Dataset extract –
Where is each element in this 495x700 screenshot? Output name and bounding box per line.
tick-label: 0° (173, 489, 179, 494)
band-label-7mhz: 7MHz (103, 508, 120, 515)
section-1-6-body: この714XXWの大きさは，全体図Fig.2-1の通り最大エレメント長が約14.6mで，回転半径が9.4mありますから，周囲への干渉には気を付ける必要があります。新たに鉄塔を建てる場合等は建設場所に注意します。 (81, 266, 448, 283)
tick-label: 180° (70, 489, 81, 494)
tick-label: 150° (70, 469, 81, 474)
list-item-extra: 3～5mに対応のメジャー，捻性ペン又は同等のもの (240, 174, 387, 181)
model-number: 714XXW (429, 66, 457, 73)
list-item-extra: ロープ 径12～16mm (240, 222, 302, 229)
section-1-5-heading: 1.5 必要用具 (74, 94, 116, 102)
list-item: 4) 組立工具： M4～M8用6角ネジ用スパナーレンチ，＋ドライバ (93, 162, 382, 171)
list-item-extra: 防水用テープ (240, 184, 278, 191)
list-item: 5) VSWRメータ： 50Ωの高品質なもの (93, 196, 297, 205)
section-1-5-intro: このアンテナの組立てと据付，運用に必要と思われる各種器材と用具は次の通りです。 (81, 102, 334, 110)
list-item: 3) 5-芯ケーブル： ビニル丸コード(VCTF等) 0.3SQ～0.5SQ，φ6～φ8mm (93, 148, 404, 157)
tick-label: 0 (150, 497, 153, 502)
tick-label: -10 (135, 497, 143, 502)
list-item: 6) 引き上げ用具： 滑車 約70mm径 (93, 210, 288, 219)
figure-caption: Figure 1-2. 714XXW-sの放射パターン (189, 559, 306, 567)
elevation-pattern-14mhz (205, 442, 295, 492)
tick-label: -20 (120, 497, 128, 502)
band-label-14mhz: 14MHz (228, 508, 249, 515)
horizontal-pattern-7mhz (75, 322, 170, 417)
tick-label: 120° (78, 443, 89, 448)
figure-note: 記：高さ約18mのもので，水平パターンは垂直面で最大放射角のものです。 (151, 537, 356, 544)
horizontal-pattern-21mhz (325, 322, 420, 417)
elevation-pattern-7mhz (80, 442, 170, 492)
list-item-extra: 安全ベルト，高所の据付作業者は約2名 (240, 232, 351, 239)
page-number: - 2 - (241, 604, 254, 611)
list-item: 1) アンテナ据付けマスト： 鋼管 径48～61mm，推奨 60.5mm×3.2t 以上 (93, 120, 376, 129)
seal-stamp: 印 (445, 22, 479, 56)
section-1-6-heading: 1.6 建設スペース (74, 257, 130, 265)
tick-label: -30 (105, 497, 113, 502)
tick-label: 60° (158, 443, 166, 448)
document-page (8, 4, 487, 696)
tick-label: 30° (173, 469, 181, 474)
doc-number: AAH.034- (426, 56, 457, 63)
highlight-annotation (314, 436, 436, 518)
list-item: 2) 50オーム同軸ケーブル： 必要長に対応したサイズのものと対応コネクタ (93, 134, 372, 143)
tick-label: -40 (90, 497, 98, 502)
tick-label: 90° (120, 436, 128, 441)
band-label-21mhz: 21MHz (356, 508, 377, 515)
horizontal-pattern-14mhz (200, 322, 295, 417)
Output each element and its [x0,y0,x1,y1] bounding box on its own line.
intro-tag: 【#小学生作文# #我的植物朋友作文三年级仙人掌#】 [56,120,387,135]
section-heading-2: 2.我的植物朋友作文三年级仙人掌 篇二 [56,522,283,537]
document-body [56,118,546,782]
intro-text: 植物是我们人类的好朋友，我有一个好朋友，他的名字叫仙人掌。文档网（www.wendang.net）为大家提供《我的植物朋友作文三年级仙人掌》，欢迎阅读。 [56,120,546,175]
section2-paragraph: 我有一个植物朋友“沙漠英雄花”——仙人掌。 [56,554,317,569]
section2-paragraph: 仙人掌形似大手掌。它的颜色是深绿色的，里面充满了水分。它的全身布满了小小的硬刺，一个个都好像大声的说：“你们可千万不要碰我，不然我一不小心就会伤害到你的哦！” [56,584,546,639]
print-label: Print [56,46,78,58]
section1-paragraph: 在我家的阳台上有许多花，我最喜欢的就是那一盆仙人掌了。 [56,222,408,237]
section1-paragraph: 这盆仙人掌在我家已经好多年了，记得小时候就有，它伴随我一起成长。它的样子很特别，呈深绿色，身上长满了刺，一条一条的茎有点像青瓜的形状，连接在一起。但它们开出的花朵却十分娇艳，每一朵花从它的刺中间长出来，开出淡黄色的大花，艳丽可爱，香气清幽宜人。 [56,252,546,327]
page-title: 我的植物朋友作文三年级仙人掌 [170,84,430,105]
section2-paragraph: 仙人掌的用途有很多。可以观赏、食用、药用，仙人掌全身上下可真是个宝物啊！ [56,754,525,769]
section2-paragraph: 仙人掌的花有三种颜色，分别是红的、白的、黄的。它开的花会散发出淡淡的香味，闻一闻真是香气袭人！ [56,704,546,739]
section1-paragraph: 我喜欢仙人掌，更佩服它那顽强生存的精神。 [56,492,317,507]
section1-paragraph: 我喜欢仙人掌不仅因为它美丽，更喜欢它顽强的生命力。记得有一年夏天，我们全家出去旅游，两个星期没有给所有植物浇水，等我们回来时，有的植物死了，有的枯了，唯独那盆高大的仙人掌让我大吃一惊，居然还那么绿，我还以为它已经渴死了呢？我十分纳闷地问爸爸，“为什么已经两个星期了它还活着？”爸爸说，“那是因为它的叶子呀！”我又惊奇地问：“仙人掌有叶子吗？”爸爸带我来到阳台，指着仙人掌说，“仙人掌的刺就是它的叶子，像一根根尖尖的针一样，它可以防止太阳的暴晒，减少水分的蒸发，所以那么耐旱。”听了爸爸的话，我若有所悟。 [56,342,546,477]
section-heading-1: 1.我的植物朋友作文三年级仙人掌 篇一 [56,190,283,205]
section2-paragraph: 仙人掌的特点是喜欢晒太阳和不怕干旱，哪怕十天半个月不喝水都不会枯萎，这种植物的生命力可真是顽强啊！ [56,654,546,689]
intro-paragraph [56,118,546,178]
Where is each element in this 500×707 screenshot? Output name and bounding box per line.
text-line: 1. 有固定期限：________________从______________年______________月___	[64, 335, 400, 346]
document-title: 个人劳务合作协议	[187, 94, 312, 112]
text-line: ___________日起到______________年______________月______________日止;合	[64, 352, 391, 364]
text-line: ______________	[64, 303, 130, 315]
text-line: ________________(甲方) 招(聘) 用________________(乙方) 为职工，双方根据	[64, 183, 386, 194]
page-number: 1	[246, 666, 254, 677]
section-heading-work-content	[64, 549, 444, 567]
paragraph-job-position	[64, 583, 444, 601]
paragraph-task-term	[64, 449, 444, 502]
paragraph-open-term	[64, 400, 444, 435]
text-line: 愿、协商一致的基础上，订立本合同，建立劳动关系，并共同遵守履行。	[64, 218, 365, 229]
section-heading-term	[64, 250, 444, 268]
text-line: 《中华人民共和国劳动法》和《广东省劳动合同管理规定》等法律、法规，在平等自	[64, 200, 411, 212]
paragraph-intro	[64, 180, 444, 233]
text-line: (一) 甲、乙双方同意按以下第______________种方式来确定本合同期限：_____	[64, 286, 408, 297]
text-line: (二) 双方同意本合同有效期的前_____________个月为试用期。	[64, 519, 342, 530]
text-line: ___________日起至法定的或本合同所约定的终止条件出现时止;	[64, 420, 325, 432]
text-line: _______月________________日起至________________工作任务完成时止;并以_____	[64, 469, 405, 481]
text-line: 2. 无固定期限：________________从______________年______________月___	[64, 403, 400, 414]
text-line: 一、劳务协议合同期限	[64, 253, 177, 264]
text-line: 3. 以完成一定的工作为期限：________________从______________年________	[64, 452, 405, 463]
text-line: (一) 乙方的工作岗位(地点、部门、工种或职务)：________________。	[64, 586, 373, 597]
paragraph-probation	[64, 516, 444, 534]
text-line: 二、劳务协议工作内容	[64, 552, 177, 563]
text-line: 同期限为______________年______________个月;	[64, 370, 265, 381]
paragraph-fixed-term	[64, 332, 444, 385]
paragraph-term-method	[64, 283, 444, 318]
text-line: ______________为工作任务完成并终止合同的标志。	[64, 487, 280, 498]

Written instruction – Return the listing above word for word, starting at its first line and ending at the line that contains "band-label-14mhz: 14MHz (228, 508, 249, 515)", with both of those lines included.

Output below –
Where is each element in this 495x700 screenshot? Output name and bounding box per line.
tick-label: 0° (173, 489, 179, 494)
band-label-7mhz: 7MHz (103, 508, 120, 515)
section-1-6-body: この714XXWの大きさは，全体図Fig.2-1の通り最大エレメント長が約14.6mで，回転半径が9.4mありますから，周囲への干渉には気を付ける必要があります。新たに鉄塔を建てる場合等は建設場所に注意します。 (81, 266, 448, 283)
tick-label: 180° (70, 489, 81, 494)
tick-label: 150° (70, 469, 81, 474)
list-item-extra: 3～5mに対応のメジャー，捻性ペン又は同等のもの (240, 174, 387, 181)
model-number: 714XXW (429, 66, 457, 73)
list-item-extra: ロープ 径12～16mm (240, 222, 302, 229)
section-1-5-heading: 1.5 必要用具 (74, 94, 116, 102)
list-item: 4) 組立工具： M4～M8用6角ネジ用スパナーレンチ，＋ドライバ (93, 162, 382, 171)
list-item-extra: 防水用テープ (240, 184, 278, 191)
list-item: 5) VSWRメータ： 50Ωの高品質なもの (93, 196, 297, 205)
section-1-5-intro: このアンテナの組立てと据付，運用に必要と思われる各種器材と用具は次の通りです。 (81, 102, 334, 110)
list-item: 3) 5-芯ケーブル： ビニル丸コード(VCTF等) 0.3SQ～0.5SQ，φ6～φ8mm (93, 148, 404, 157)
tick-label: 0 (150, 497, 153, 502)
tick-label: -10 (135, 497, 143, 502)
list-item: 6) 引き上げ用具： 滑車 約70mm径 (93, 210, 288, 219)
figure-caption: Figure 1-2. 714XXW-sの放射パターン (189, 559, 306, 567)
elevation-pattern-14mhz (205, 442, 295, 492)
tick-label: -20 (120, 497, 128, 502)
band-label-14mhz: 14MHz (228, 508, 249, 515)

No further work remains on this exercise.